**What you have to do:**
Reproduce the records below in full and exactly, without their images.

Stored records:
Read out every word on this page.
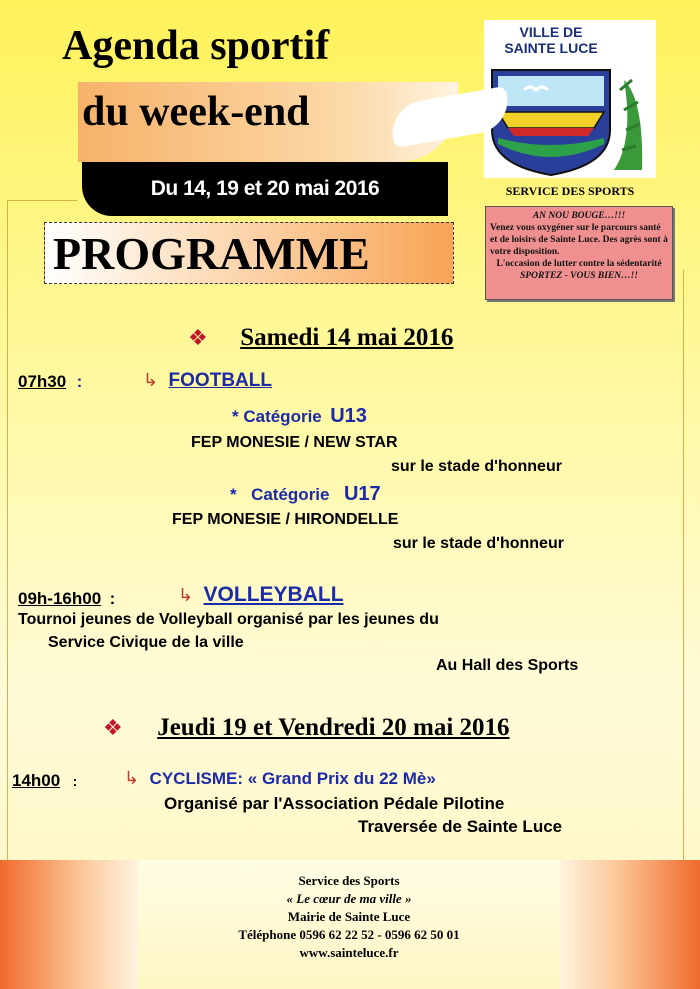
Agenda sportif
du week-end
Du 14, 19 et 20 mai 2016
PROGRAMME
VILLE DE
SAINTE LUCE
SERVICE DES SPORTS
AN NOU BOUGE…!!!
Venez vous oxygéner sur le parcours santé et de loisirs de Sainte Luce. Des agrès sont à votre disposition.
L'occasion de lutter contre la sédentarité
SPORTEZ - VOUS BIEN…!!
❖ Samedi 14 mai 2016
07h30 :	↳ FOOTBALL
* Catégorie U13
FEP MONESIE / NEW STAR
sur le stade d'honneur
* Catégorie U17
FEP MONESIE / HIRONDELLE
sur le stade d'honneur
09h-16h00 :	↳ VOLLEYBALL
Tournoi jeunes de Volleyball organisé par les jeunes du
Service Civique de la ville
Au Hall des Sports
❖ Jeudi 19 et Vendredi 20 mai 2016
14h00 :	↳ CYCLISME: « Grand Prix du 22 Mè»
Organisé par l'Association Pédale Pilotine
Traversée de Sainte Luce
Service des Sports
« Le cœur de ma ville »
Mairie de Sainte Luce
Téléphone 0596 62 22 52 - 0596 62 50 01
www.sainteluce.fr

**Final result:**
Read out every word on this page.
Agenda sportif
du week-end
Du 14, 19 et 20 mai 2016
PROGRAMME
VILLE DE
SAINTE LUCE
SERVICE DES SPORTS
AN NOU BOUGE…!!!
Venez vous oxygéner sur le parcours santé et de loisirs de Sainte Luce. Des agrès sont à votre disposition.
L'occasion de lutter contre la sédentarité
SPORTEZ - VOUS BIEN…!!
❖ Samedi 14 mai 2016
07h30 :	↳ FOOTBALL
* Catégorie U13
FEP MONESIE / NEW STAR
sur le stade d'honneur
* Catégorie U17
FEP MONESIE / HIRONDELLE
sur le stade d'honneur
09h-16h00 :	↳ VOLLEYBALL
Tournoi jeunes de Volleyball organisé par les jeunes du
Service Civique de la ville
Au Hall des Sports
❖ Jeudi 19 et Vendredi 20 mai 2016
14h00 :	↳ CYCLISME: « Grand Prix du 22 Mè»
Organisé par l'Association Pédale Pilotine
Traversée de Sainte Luce
Service des Sports
« Le cœur de ma ville »
Mairie de Sainte Luce
Téléphone 0596 62 22 52 - 0596 62 50 01
www.sainteluce.fr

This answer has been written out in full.